- **Exercise**:
Please output the lines shown below exactly as they appear.

※

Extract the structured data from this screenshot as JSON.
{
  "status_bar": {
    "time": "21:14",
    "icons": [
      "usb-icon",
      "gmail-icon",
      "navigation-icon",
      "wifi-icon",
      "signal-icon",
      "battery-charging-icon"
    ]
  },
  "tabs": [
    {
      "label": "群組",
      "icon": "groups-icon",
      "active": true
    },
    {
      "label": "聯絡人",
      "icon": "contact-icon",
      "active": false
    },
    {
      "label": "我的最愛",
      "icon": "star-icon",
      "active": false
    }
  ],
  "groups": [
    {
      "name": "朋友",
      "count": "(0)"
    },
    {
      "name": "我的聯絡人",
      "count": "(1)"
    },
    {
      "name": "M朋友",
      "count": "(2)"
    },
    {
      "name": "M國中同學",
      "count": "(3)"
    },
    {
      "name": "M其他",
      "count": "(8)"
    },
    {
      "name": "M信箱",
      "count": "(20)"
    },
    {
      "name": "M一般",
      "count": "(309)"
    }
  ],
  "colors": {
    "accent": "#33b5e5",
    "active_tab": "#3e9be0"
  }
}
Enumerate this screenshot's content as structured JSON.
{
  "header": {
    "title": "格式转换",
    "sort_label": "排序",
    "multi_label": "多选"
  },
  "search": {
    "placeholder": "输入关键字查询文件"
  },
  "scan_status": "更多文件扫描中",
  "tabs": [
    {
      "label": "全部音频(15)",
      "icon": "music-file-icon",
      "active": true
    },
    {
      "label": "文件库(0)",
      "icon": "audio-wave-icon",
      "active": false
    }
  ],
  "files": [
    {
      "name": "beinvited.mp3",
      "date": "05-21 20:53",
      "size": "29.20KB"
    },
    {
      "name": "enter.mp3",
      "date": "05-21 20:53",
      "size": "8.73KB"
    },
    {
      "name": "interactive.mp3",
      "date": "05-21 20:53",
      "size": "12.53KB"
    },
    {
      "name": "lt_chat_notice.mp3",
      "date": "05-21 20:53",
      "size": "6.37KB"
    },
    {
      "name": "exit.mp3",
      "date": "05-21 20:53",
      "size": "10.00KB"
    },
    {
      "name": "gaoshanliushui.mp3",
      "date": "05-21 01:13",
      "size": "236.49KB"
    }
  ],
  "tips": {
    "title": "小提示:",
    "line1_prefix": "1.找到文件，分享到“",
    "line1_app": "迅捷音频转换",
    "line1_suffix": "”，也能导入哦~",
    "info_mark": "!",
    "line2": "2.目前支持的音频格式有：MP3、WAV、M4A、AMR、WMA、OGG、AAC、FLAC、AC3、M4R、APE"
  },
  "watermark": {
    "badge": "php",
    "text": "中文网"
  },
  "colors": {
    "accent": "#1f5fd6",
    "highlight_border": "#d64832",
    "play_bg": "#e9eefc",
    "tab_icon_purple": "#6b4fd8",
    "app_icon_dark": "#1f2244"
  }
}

※

- **Exercise response**:
Extract the structured data from this screenshot as JSON.
{
  "status_bar": {
    "time": "21:14",
    "icons": [
      "usb-icon",
      "gmail-icon",
      "navigation-icon",
      "wifi-icon",
      "signal-icon",
      "battery-charging-icon"
    ]
  },
  "tabs": [
    {
      "label": "群組",
      "icon": "groups-icon",
      "active": true
    },
    {
      "label": "聯絡人",
      "icon": "contact-icon",
      "active": false
    },
    {
      "label": "我的最愛",
      "icon": "star-icon",
      "active": false
    }
  ],
  "groups": [
    {
      "name": "朋友",
      "count": "(0)"
    },
    {
      "name": "我的聯絡人",
      "count": "(1)"
    },
    {
      "name": "M朋友",
      "count": "(2)"
    },
    {
      "name": "M國中同學",
      "count": "(3)"
    },
    {
      "name": "M其他",
      "count": "(8)"
    },
    {
      "name": "M信箱",
      "count": "(20)"
    },
    {
      "name": "M一般",
      "count": "(309)"
    }
  ],
  "colors": {
    "accent": "#33b5e5",
    "active_tab": "#3e9be0"
  }
}
Enumerate this screenshot's content as structured JSON.
{
  "header": {
    "title": "格式转换",
    "sort_label": "排序",
    "multi_label": "多选"
  },
  "search": {
    "placeholder": "输入关键字查询文件"
  },
  "scan_status": "更多文件扫描中",
  "tabs": [
    {
      "label": "全部音频(15)",
      "icon": "music-file-icon",
      "active": true
    },
    {
      "label": "文件库(0)",
      "icon": "audio-wave-icon",
      "active": false
    }
  ],
  "files": [
    {
      "name": "beinvited.mp3",
      "date": "05-21 20:53",
      "size": "29.20KB"
    },
    {
      "name": "enter.mp3",
      "date": "05-21 20:53",
      "size": "8.73KB"
    },
    {
      "name": "interactive.mp3",
      "date": "05-21 20:53",
      "size": "12.53KB"
    },
    {
      "name": "lt_chat_notice.mp3",
      "date": "05-21 20:53",
      "size": "6.37KB"
    },
    {
      "name": "exit.mp3",
      "date": "05-21 20:53",
      "size": "10.00KB"
    },
    {
      "name": "gaoshanliushui.mp3",
      "date": "05-21 01:13",
      "size": "236.49KB"
    }
  ],
  "tips": {
    "title": "小提示:",
    "line1_prefix": "1.找到文件，分享到“",
    "line1_app": "迅捷音频转换",
    "line1_suffix": "”，也能导入哦~",
    "info_mark": "!",
    "line2": "2.目前支持的音频格式有：MP3、WAV、M4A、AMR、WMA、OGG、AAC、FLAC、AC3、M4R、APE"
  },
  "watermark": {
    "badge": "php",
    "text": "中文网"
  },
  "colors": {
    "accent": "#1f5fd6",
    "highlight_border": "#d64832",
    "play_bg": "#e9eefc",
    "tab_icon_purple": "#6b4fd8",
    "app_icon_dark": "#1f2244"
  }
}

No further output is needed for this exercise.